**SET PROBLEM**
Reproduce the listing below exactly. Pictures do not belong in the copy.

● ● ●

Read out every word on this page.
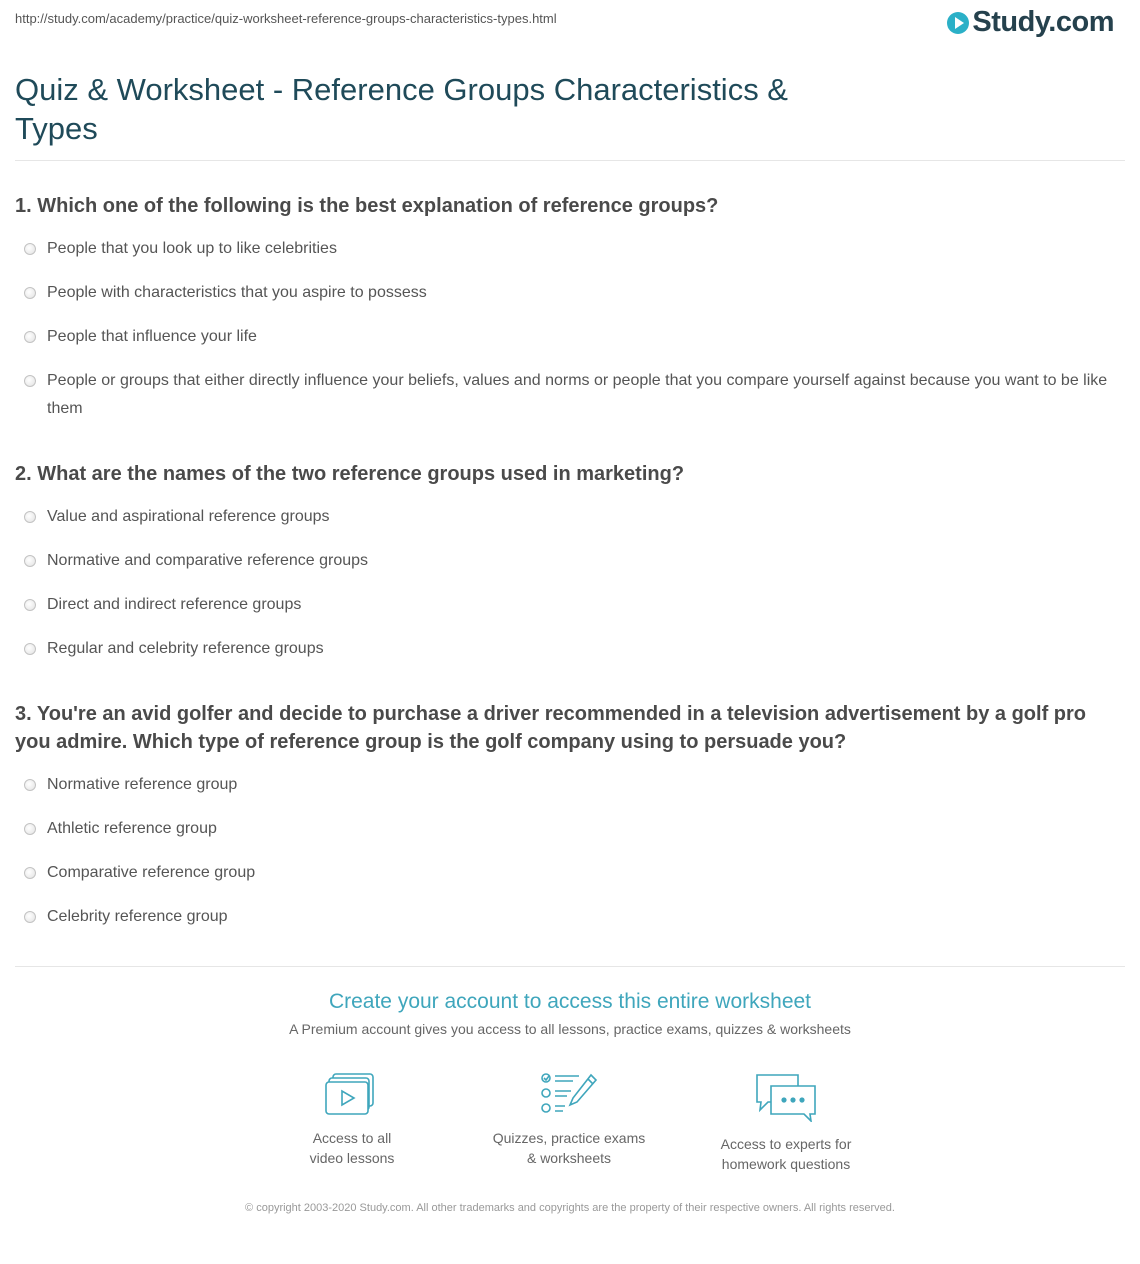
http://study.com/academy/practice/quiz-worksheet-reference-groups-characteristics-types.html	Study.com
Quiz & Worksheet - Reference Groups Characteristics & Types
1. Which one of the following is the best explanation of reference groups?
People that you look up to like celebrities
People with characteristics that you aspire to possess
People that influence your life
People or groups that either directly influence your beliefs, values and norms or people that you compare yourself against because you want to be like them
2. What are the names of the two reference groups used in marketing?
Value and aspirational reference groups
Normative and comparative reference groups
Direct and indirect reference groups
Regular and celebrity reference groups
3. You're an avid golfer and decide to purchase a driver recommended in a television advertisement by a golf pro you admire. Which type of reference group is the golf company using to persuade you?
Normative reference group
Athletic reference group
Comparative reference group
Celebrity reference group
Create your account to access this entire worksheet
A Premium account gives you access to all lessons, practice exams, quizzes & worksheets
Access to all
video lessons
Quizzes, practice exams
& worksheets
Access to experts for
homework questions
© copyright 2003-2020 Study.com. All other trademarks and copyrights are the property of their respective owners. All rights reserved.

● ● ●

**THE COMPLETED TASK**
Read out every word on this page.
http://study.com/academy/practice/quiz-worksheet-reference-groups-characteristics-types.html	Study.com
Quiz & Worksheet - Reference Groups Characteristics & Types
1. Which one of the following is the best explanation of reference groups?
People that you look up to like celebrities
People with characteristics that you aspire to possess
People that influence your life
People or groups that either directly influence your beliefs, values and norms or people that you compare yourself against because you want to be like them
2. What are the names of the two reference groups used in marketing?
Value and aspirational reference groups
Normative and comparative reference groups
Direct and indirect reference groups
Regular and celebrity reference groups
3. You're an avid golfer and decide to purchase a driver recommended in a television advertisement by a golf pro you admire. Which type of reference group is the golf company using to persuade you?
Normative reference group
Athletic reference group
Comparative reference group
Celebrity reference group
Create your account to access this entire worksheet
A Premium account gives you access to all lessons, practice exams, quizzes & worksheets
Access to all
video lessons
Quizzes, practice exams
& worksheets
Access to experts for
homework questions
© copyright 2003-2020 Study.com. All other trademarks and copyrights are the property of their respective owners. All rights reserved.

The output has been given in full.